"""

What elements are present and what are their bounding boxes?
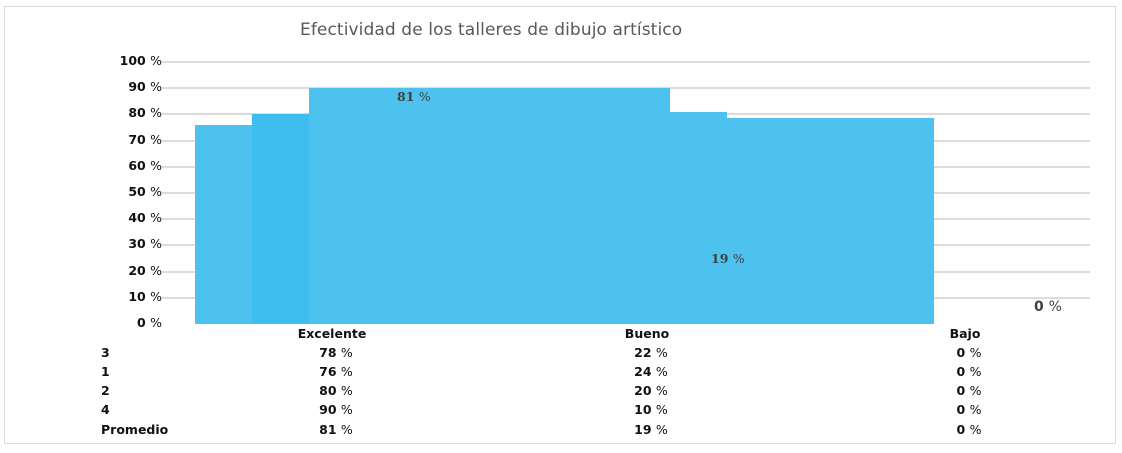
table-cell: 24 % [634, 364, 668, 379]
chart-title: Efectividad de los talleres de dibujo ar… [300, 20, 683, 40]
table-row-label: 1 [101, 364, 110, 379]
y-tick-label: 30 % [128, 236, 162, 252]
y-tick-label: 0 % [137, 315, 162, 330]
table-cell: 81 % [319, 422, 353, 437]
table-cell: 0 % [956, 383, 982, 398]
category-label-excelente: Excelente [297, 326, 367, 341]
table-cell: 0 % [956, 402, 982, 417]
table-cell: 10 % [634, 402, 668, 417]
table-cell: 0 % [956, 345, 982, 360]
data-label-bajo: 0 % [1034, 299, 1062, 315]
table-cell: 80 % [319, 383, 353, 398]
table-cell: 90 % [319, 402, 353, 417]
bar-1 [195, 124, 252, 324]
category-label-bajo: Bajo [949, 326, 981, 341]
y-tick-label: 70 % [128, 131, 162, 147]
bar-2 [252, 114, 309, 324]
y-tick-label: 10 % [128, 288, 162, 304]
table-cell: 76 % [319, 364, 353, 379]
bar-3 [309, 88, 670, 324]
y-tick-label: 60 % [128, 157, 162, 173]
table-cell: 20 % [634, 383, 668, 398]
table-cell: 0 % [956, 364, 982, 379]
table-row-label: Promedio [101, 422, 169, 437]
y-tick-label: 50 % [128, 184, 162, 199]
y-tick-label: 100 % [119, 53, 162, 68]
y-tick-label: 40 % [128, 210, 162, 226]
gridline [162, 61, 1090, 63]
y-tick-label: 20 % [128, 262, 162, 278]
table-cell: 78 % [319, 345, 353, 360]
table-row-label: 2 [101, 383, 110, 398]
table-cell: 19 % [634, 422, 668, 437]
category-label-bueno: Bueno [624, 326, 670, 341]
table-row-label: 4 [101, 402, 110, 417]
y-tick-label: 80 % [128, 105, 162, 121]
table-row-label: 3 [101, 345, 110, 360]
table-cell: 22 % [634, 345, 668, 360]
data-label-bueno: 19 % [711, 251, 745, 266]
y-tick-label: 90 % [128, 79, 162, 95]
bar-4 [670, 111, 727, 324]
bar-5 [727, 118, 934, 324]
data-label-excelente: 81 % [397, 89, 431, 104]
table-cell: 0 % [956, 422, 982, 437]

"""
"""

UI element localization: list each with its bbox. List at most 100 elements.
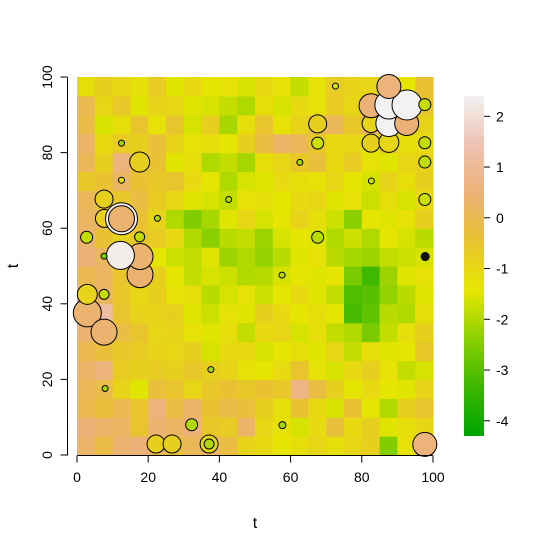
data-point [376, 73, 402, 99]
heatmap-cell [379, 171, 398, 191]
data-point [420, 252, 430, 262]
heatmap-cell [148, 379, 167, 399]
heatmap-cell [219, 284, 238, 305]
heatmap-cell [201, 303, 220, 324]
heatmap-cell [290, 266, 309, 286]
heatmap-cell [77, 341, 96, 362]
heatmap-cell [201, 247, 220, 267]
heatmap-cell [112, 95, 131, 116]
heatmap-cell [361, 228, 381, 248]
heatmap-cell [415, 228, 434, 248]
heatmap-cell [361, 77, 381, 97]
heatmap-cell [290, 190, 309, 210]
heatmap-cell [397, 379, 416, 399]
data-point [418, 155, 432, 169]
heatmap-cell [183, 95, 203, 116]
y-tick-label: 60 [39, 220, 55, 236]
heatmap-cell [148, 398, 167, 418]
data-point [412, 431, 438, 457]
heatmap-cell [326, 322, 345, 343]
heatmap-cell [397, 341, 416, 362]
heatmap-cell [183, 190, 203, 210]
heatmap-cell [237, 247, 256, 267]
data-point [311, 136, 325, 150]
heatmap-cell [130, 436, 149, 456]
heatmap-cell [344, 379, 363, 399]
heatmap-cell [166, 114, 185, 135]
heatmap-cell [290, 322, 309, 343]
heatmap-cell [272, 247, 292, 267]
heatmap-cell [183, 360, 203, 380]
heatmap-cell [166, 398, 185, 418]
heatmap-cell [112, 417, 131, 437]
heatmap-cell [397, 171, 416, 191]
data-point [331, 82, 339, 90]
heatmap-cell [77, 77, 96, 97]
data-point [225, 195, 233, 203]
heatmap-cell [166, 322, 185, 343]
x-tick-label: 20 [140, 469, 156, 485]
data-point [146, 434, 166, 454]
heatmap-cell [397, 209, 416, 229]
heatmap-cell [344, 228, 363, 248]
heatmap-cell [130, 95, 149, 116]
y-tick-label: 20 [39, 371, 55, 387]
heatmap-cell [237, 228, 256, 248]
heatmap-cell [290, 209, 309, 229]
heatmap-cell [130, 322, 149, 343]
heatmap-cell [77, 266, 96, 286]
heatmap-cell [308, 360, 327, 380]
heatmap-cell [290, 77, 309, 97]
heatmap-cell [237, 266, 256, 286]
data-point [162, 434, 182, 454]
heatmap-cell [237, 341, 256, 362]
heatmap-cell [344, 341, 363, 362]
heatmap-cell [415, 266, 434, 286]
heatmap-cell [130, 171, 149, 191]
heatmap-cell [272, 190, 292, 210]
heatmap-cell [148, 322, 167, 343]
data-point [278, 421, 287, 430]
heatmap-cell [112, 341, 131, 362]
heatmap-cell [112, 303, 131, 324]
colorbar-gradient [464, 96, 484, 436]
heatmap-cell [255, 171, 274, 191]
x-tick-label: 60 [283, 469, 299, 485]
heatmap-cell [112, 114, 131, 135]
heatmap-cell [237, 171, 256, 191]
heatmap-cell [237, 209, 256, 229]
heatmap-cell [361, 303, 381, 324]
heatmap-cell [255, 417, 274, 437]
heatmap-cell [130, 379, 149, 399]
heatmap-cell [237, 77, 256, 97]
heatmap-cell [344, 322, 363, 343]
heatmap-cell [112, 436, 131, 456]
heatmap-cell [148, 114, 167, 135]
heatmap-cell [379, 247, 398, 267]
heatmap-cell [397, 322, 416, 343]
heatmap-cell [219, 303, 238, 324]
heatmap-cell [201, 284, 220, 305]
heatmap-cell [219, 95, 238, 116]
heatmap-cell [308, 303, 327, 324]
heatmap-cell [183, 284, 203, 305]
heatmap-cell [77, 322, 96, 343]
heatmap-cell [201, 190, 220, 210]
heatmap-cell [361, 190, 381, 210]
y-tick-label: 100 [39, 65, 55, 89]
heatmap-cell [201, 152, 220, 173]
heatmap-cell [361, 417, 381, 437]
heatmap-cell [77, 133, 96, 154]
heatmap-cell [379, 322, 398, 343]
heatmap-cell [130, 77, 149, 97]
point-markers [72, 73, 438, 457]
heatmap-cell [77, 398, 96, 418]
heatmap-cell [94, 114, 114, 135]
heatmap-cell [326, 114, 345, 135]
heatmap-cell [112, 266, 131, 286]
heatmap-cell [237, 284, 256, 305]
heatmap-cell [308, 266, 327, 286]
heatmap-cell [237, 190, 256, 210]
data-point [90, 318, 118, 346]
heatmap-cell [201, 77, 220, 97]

"""

— Exercise task —
Rewrite the items from the line with "data-point [376, 73, 402, 99]" to the line with "heatmap-cell [201, 247, 220, 267]", changing "data-point" to "scatter-point" and leaving everything else as it is.

— Written response —
scatter-point [376, 73, 402, 99]
heatmap-cell [379, 171, 398, 191]
scatter-point [420, 252, 430, 262]
heatmap-cell [148, 379, 167, 399]
heatmap-cell [219, 284, 238, 305]
heatmap-cell [201, 303, 220, 324]
heatmap-cell [290, 266, 309, 286]
heatmap-cell [77, 341, 96, 362]
heatmap-cell [201, 247, 220, 267]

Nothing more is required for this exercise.